Every line with the word "Chemistry" in it should be extracted from the data that follows.
— Begin THE RECORDS —
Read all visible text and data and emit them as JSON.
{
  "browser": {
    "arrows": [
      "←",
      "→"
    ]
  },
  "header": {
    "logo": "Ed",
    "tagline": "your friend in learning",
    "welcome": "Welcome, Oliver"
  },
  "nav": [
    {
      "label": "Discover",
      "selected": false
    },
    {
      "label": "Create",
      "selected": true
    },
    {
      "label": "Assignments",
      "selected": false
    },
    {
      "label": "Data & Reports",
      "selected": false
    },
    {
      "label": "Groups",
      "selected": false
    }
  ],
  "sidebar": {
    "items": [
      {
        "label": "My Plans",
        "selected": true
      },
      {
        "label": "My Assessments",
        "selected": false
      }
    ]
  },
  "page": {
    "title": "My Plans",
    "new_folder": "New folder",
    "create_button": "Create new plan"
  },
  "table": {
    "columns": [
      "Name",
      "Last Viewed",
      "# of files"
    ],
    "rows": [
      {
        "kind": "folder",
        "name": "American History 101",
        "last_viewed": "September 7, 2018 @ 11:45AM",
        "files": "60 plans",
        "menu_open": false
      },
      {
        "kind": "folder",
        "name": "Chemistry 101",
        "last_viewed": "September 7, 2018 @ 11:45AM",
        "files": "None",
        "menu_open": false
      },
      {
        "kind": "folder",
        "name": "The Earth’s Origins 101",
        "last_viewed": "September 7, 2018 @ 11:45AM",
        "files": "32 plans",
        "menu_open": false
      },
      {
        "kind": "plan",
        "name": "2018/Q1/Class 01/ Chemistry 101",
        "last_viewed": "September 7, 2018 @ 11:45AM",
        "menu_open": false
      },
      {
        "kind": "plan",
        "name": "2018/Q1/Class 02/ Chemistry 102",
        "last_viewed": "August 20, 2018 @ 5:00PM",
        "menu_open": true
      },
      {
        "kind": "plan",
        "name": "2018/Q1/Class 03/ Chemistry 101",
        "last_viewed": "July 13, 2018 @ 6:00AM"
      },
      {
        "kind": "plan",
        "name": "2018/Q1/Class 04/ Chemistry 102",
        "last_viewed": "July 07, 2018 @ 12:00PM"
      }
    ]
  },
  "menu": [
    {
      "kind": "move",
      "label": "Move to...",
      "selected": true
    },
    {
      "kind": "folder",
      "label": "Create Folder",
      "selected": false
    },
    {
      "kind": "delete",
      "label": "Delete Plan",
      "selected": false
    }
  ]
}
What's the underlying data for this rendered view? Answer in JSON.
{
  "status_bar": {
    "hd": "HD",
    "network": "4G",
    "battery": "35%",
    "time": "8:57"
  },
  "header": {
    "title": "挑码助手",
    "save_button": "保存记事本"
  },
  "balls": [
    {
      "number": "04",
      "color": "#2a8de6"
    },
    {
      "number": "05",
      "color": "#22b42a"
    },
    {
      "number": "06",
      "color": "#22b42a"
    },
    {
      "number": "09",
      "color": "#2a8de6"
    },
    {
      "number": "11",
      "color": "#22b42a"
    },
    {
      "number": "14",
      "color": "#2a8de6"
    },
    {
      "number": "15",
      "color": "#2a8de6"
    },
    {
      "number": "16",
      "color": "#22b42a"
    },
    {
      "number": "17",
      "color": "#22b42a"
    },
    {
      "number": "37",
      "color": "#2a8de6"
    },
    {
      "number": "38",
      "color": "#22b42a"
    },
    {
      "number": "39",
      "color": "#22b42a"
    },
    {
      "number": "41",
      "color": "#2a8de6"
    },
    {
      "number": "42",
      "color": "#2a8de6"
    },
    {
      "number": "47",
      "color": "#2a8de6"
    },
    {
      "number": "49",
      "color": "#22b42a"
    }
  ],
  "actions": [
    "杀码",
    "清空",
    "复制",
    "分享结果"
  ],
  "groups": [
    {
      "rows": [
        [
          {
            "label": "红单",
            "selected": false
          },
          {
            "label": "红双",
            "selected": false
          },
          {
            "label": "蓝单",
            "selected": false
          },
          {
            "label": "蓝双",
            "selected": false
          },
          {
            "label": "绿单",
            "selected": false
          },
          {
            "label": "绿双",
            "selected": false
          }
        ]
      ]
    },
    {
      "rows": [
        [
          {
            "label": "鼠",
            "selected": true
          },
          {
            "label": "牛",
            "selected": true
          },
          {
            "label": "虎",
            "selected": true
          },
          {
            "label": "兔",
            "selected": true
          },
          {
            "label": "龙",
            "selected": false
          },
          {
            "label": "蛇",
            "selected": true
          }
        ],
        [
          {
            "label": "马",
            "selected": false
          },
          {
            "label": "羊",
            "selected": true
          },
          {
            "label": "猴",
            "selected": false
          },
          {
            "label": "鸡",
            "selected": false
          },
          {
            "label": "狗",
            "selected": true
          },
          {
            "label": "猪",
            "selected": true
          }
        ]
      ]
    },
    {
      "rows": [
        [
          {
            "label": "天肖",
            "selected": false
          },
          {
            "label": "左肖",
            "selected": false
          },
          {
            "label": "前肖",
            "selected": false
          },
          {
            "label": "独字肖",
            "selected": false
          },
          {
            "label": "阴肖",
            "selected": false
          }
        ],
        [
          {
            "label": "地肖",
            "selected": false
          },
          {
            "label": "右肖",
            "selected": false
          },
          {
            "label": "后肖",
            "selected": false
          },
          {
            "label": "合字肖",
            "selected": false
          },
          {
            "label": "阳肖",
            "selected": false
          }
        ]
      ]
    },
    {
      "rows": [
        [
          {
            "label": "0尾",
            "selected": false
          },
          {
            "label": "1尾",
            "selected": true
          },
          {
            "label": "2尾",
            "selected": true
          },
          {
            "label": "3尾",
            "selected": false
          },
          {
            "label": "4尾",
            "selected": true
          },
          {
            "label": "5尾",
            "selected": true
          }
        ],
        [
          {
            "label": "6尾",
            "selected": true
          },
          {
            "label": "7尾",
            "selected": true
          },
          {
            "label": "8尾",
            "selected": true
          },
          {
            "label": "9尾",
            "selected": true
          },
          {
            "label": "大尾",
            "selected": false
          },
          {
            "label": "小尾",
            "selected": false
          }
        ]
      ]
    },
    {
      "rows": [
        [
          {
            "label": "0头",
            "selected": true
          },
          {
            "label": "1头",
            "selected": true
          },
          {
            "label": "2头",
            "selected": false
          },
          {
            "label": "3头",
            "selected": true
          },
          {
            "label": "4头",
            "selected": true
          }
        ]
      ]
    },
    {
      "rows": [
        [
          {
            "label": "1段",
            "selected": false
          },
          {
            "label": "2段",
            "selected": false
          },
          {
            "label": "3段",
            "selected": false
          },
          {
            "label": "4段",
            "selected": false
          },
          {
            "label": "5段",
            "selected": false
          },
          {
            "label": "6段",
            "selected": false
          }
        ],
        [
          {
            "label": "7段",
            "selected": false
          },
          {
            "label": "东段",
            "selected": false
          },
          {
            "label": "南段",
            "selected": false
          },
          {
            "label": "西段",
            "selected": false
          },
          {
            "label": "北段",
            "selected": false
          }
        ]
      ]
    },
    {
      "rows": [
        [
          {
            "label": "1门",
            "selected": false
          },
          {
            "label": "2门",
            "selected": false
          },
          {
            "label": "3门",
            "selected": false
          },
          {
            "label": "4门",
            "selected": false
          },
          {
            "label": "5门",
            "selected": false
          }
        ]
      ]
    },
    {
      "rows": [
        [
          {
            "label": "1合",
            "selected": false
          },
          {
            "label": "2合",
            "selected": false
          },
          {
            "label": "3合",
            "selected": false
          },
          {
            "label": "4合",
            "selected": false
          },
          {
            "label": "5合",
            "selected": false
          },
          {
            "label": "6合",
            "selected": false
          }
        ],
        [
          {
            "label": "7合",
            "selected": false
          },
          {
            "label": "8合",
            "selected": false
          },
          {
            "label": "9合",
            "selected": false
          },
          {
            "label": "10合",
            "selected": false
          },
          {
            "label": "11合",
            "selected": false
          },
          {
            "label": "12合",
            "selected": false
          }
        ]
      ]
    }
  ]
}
— End THE RECORDS —
◆ RESULT OF THIS TASK ◆
        "name": "Chemistry 101",
        "name": "2018/Q1/Class 01/ Chemistry 101",
        "name": "2018/Q1/Class 02/ Chemistry 102",
        "name": "2018/Q1/Class 03/ Chemistry 101",
        "name": "2018/Q1/Class 04/ Chemistry 102",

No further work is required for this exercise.